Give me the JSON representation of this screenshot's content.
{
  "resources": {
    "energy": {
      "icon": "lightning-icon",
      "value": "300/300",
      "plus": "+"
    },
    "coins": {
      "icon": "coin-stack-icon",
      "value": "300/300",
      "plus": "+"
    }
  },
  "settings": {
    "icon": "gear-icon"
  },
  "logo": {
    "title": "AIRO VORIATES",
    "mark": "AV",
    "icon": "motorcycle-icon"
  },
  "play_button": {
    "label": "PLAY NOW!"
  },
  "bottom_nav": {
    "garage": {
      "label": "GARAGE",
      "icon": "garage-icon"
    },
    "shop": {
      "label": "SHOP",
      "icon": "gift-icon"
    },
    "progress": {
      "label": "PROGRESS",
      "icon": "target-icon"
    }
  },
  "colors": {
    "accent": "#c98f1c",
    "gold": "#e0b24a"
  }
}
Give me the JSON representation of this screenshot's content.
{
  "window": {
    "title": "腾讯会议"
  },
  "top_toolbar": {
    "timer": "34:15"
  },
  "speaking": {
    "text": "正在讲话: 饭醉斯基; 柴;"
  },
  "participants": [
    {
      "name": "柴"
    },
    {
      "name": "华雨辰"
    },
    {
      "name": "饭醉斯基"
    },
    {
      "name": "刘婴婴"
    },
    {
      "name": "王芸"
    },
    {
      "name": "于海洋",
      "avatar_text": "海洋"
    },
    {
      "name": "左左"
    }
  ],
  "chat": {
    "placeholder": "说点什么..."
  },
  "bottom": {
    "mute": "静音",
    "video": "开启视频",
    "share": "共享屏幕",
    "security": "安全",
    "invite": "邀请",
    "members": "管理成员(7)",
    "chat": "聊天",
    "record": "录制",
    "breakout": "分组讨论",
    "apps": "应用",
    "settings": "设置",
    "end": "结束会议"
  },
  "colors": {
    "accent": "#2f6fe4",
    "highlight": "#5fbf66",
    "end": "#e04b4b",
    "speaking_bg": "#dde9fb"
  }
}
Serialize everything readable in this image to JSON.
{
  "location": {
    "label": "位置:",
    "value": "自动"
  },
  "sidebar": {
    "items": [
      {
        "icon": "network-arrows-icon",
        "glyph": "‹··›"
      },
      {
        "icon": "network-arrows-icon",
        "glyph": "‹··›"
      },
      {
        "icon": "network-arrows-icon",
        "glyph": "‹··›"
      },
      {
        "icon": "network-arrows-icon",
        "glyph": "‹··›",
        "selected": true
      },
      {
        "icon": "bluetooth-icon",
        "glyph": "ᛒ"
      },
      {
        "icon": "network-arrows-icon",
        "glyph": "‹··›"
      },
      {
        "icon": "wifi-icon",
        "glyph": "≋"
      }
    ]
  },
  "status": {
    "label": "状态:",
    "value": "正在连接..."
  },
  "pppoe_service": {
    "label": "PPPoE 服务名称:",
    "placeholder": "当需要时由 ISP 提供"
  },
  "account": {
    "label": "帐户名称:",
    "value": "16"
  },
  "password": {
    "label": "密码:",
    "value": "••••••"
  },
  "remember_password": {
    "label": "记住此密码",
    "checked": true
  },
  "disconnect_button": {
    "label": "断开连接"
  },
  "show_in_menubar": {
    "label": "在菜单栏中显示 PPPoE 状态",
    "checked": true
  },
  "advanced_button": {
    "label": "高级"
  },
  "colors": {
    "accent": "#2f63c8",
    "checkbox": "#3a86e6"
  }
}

☆ ☆ ☆

→ Task objective: Return all of the above records exactly, leaving no line out.

→ Answer to the task:
Give me the JSON representation of this screenshot's content.
{
  "resources": {
    "energy": {
      "icon": "lightning-icon",
      "value": "300/300",
      "plus": "+"
    },
    "coins": {
      "icon": "coin-stack-icon",
      "value": "300/300",
      "plus": "+"
    }
  },
  "settings": {
    "icon": "gear-icon"
  },
  "logo": {
    "title": "AIRO VORIATES",
    "mark": "AV",
    "icon": "motorcycle-icon"
  },
  "play_button": {
    "label": "PLAY NOW!"
  },
  "bottom_nav": {
    "garage": {
      "label": "GARAGE",
      "icon": "garage-icon"
    },
    "shop": {
      "label": "SHOP",
      "icon": "gift-icon"
    },
    "progress": {
      "label": "PROGRESS",
      "icon": "target-icon"
    }
  },
  "colors": {
    "accent": "#c98f1c",
    "gold": "#e0b24a"
  }
}
Give me the JSON representation of this screenshot's content.
{
  "window": {
    "title": "腾讯会议"
  },
  "top_toolbar": {
    "timer": "34:15"
  },
  "speaking": {
    "text": "正在讲话: 饭醉斯基; 柴;"
  },
  "participants": [
    {
      "name": "柴"
    },
    {
      "name": "华雨辰"
    },
    {
      "name": "饭醉斯基"
    },
    {
      "name": "刘婴婴"
    },
    {
      "name": "王芸"
    },
    {
      "name": "于海洋",
      "avatar_text": "海洋"
    },
    {
      "name": "左左"
    }
  ],
  "chat": {
    "placeholder": "说点什么..."
  },
  "bottom": {
    "mute": "静音",
    "video": "开启视频",
    "share": "共享屏幕",
    "security": "安全",
    "invite": "邀请",
    "members": "管理成员(7)",
    "chat": "聊天",
    "record": "录制",
    "breakout": "分组讨论",
    "apps": "应用",
    "settings": "设置",
    "end": "结束会议"
  },
  "colors": {
    "accent": "#2f6fe4",
    "highlight": "#5fbf66",
    "end": "#e04b4b",
    "speaking_bg": "#dde9fb"
  }
}
Serialize everything readable in this image to JSON.
{
  "location": {
    "label": "位置:",
    "value": "自动"
  },
  "sidebar": {
    "items": [
      {
        "icon": "network-arrows-icon",
        "glyph": "‹··›"
      },
      {
        "icon": "network-arrows-icon",
        "glyph": "‹··›"
      },
      {
        "icon": "network-arrows-icon",
        "glyph": "‹··›"
      },
      {
        "icon": "network-arrows-icon",
        "glyph": "‹··›",
        "selected": true
      },
      {
        "icon": "bluetooth-icon",
        "glyph": "ᛒ"
      },
      {
        "icon": "network-arrows-icon",
        "glyph": "‹··›"
      },
      {
        "icon": "wifi-icon",
        "glyph": "≋"
      }
    ]
  },
  "status": {
    "label": "状态:",
    "value": "正在连接..."
  },
  "pppoe_service": {
    "label": "PPPoE 服务名称:",
    "placeholder": "当需要时由 ISP 提供"
  },
  "account": {
    "label": "帐户名称:",
    "value": "16"
  },
  "password": {
    "label": "密码:",
    "value": "••••••"
  },
  "remember_password": {
    "label": "记住此密码",
    "checked": true
  },
  "disconnect_button": {
    "label": "断开连接"
  },
  "show_in_menubar": {
    "label": "在菜单栏中显示 PPPoE 状态",
    "checked": true
  },
  "advanced_button": {
    "label": "高级"
  },
  "colors": {
    "accent": "#2f63c8",
    "checkbox": "#3a86e6"
  }
}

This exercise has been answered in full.